DIRECTIONS FOR THIS TASK:
Write out every record below exactly as it appears.

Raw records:
***
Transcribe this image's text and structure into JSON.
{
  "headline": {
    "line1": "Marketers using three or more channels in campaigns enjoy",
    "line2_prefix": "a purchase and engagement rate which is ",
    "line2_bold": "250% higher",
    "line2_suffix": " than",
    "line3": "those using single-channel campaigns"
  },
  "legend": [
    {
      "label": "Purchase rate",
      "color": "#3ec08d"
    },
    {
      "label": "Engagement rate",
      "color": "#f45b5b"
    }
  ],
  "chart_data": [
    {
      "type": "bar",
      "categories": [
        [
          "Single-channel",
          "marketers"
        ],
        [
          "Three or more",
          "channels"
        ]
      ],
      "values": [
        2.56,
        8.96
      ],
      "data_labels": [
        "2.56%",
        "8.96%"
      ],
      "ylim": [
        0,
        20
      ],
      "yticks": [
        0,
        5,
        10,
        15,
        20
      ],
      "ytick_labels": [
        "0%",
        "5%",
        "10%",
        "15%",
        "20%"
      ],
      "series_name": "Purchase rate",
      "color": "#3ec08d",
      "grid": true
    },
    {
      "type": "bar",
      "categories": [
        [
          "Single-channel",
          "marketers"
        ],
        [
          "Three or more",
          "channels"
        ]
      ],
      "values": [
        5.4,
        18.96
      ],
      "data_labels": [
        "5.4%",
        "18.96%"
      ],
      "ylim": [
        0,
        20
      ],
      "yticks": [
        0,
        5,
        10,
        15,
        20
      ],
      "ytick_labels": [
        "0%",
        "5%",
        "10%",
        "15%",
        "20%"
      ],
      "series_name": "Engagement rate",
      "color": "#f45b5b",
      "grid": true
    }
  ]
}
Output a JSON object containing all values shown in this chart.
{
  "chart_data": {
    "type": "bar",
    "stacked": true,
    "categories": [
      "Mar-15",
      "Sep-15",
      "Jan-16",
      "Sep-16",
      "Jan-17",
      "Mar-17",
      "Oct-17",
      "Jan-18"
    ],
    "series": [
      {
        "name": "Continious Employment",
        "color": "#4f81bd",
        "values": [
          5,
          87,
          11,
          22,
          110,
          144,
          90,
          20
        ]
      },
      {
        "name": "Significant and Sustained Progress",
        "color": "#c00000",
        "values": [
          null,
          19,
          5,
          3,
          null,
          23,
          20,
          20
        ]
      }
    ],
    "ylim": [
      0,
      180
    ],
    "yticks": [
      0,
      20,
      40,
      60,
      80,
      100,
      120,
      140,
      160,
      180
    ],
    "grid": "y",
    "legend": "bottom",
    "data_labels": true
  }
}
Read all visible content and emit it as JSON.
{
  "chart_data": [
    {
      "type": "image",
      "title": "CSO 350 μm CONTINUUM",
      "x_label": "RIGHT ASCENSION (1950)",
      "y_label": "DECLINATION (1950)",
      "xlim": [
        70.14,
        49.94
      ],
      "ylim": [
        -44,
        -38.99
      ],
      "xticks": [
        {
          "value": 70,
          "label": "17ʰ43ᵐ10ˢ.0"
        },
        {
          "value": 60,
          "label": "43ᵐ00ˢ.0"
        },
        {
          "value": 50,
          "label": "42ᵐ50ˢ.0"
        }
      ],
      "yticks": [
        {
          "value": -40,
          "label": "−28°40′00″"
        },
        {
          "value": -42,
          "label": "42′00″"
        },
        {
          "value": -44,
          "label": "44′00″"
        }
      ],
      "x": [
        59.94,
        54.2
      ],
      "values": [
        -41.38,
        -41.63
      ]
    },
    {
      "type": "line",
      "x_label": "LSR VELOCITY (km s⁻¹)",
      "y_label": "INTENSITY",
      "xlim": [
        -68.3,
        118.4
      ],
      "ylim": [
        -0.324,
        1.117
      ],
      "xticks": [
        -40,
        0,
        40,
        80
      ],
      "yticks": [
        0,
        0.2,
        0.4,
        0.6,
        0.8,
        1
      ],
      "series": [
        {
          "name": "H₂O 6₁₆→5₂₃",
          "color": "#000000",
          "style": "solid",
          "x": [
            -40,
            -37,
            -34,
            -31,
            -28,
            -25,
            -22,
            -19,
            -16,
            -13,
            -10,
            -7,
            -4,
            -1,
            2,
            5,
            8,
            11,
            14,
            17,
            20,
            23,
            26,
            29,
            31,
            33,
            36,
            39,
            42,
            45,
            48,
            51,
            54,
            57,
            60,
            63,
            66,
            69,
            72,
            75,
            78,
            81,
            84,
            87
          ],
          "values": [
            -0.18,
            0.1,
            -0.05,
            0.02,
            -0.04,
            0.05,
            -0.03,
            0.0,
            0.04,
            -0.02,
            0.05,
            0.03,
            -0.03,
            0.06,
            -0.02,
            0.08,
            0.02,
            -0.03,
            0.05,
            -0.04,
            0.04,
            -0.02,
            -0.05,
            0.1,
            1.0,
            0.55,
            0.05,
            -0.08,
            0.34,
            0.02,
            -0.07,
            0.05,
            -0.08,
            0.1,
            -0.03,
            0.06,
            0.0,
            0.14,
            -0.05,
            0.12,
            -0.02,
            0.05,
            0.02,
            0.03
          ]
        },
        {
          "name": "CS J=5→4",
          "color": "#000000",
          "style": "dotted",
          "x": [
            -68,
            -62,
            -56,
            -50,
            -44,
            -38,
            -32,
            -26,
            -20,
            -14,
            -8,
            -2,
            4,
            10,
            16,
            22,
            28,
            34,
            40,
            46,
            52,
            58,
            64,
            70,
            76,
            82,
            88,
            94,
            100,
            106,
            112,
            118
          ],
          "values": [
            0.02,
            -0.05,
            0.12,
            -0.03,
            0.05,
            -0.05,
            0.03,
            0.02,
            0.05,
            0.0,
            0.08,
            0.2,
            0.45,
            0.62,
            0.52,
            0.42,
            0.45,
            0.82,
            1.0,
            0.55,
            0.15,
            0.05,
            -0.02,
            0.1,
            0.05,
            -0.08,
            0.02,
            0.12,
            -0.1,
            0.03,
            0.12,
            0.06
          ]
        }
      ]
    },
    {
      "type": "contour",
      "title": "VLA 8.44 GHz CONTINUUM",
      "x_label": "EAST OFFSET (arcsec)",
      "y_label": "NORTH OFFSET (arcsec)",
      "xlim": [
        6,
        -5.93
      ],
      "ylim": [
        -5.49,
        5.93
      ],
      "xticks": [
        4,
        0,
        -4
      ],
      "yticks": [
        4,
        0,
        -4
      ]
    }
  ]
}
***
ANSWER IN FULL:
Transcribe this image's text and structure into JSON.
{
  "headline": {
    "line1": "Marketers using three or more channels in campaigns enjoy",
    "line2_prefix": "a purchase and engagement rate which is ",
    "line2_bold": "250% higher",
    "line2_suffix": " than",
    "line3": "those using single-channel campaigns"
  },
  "legend": [
    {
      "label": "Purchase rate",
      "color": "#3ec08d"
    },
    {
      "label": "Engagement rate",
      "color": "#f45b5b"
    }
  ],
  "chart_data": [
    {
      "type": "bar",
      "categories": [
        [
          "Single-channel",
          "marketers"
        ],
        [
          "Three or more",
          "channels"
        ]
      ],
      "values": [
        2.56,
        8.96
      ],
      "data_labels": [
        "2.56%",
        "8.96%"
      ],
      "ylim": [
        0,
        20
      ],
      "yticks": [
        0,
        5,
        10,
        15,
        20
      ],
      "ytick_labels": [
        "0%",
        "5%",
        "10%",
        "15%",
        "20%"
      ],
      "series_name": "Purchase rate",
      "color": "#3ec08d",
      "grid": true
    },
    {
      "type": "bar",
      "categories": [
        [
          "Single-channel",
          "marketers"
        ],
        [
          "Three or more",
          "channels"
        ]
      ],
      "values": [
        5.4,
        18.96
      ],
      "data_labels": [
        "5.4%",
        "18.96%"
      ],
      "ylim": [
        0,
        20
      ],
      "yticks": [
        0,
        5,
        10,
        15,
        20
      ],
      "ytick_labels": [
        "0%",
        "5%",
        "10%",
        "15%",
        "20%"
      ],
      "series_name": "Engagement rate",
      "color": "#f45b5b",
      "grid": true
    }
  ]
}
Output a JSON object containing all values shown in this chart.
{
  "chart_data": {
    "type": "bar",
    "stacked": true,
    "categories": [
      "Mar-15",
      "Sep-15",
      "Jan-16",
      "Sep-16",
      "Jan-17",
      "Mar-17",
      "Oct-17",
      "Jan-18"
    ],
    "series": [
      {
        "name": "Continious Employment",
        "color": "#4f81bd",
        "values": [
          5,
          87,
          11,
          22,
          110,
          144,
          90,
          20
        ]
      },
      {
        "name": "Significant and Sustained Progress",
        "color": "#c00000",
        "values": [
          null,
          19,
          5,
          3,
          null,
          23,
          20,
          20
        ]
      }
    ],
    "ylim": [
      0,
      180
    ],
    "yticks": [
      0,
      20,
      40,
      60,
      80,
      100,
      120,
      140,
      160,
      180
    ],
    "grid": "y",
    "legend": "bottom",
    "data_labels": true
  }
}
Read all visible content and emit it as JSON.
{
  "chart_data": [
    {
      "type": "image",
      "title": "CSO 350 μm CONTINUUM",
      "x_label": "RIGHT ASCENSION (1950)",
      "y_label": "DECLINATION (1950)",
      "xlim": [
        70.14,
        49.94
      ],
      "ylim": [
        -44,
        -38.99
      ],
      "xticks": [
        {
          "value": 70,
          "label": "17ʰ43ᵐ10ˢ.0"
        },
        {
          "value": 60,
          "label": "43ᵐ00ˢ.0"
        },
        {
          "value": 50,
          "label": "42ᵐ50ˢ.0"
        }
      ],
      "yticks": [
        {
          "value": -40,
          "label": "−28°40′00″"
        },
        {
          "value": -42,
          "label": "42′00″"
        },
        {
          "value": -44,
          "label": "44′00″"
        }
      ],
      "x": [
        59.94,
        54.2
      ],
      "values": [
        -41.38,
        -41.63
      ]
    },
    {
      "type": "line",
      "x_label": "LSR VELOCITY (km s⁻¹)",
      "y_label": "INTENSITY",
      "xlim": [
        -68.3,
        118.4
      ],
      "ylim": [
        -0.324,
        1.117
      ],
      "xticks": [
        -40,
        0,
        40,
        80
      ],
      "yticks": [
        0,
        0.2,
        0.4,
        0.6,
        0.8,
        1
      ],
      "series": [
        {
          "name": "H₂O 6₁₆→5₂₃",
          "color": "#000000",
          "style": "solid",
          "x": [
            -40,
            -37,
            -34,
            -31,
            -28,
            -25,
            -22,
            -19,
            -16,
            -13,
            -10,
            -7,
            -4,
            -1,
            2,
            5,
            8,
            11,
            14,
            17,
            20,
            23,
            26,
            29,
            31,
            33,
            36,
            39,
            42,
            45,
            48,
            51,
            54,
            57,
            60,
            63,
            66,
            69,
            72,
            75,
            78,
            81,
            84,
            87
          ],
          "values": [
            -0.18,
            0.1,
            -0.05,
            0.02,
            -0.04,
            0.05,
            -0.03,
            0.0,
            0.04,
            -0.02,
            0.05,
            0.03,
            -0.03,
            0.06,
            -0.02,
            0.08,
            0.02,
            -0.03,
            0.05,
            -0.04,
            0.04,
            -0.02,
            -0.05,
            0.1,
            1.0,
            0.55,
            0.05,
            -0.08,
            0.34,
            0.02,
            -0.07,
            0.05,
            -0.08,
            0.1,
            -0.03,
            0.06,
            0.0,
            0.14,
            -0.05,
            0.12,
            -0.02,
            0.05,
            0.02,
            0.03
          ]
        },
        {
          "name": "CS J=5→4",
          "color": "#000000",
          "style": "dotted",
          "x": [
            -68,
            -62,
            -56,
            -50,
            -44,
            -38,
            -32,
            -26,
            -20,
            -14,
            -8,
            -2,
            4,
            10,
            16,
            22,
            28,
            34,
            40,
            46,
            52,
            58,
            64,
            70,
            76,
            82,
            88,
            94,
            100,
            106,
            112,
            118
          ],
          "values": [
            0.02,
            -0.05,
            0.12,
            -0.03,
            0.05,
            -0.05,
            0.03,
            0.02,
            0.05,
            0.0,
            0.08,
            0.2,
            0.45,
            0.62,
            0.52,
            0.42,
            0.45,
            0.82,
            1.0,
            0.55,
            0.15,
            0.05,
            -0.02,
            0.1,
            0.05,
            -0.08,
            0.02,
            0.12,
            -0.1,
            0.03,
            0.12,
            0.06
          ]
        }
      ]
    },
    {
      "type": "contour",
      "title": "VLA 8.44 GHz CONTINUUM",
      "x_label": "EAST OFFSET (arcsec)",
      "y_label": "NORTH OFFSET (arcsec)",
      "xlim": [
        6,
        -5.93
      ],
      "ylim": [
        -5.49,
        5.93
      ],
      "xticks": [
        4,
        0,
        -4
      ],
      "yticks": [
        4,
        0,
        -4
      ]
    }
  ]
}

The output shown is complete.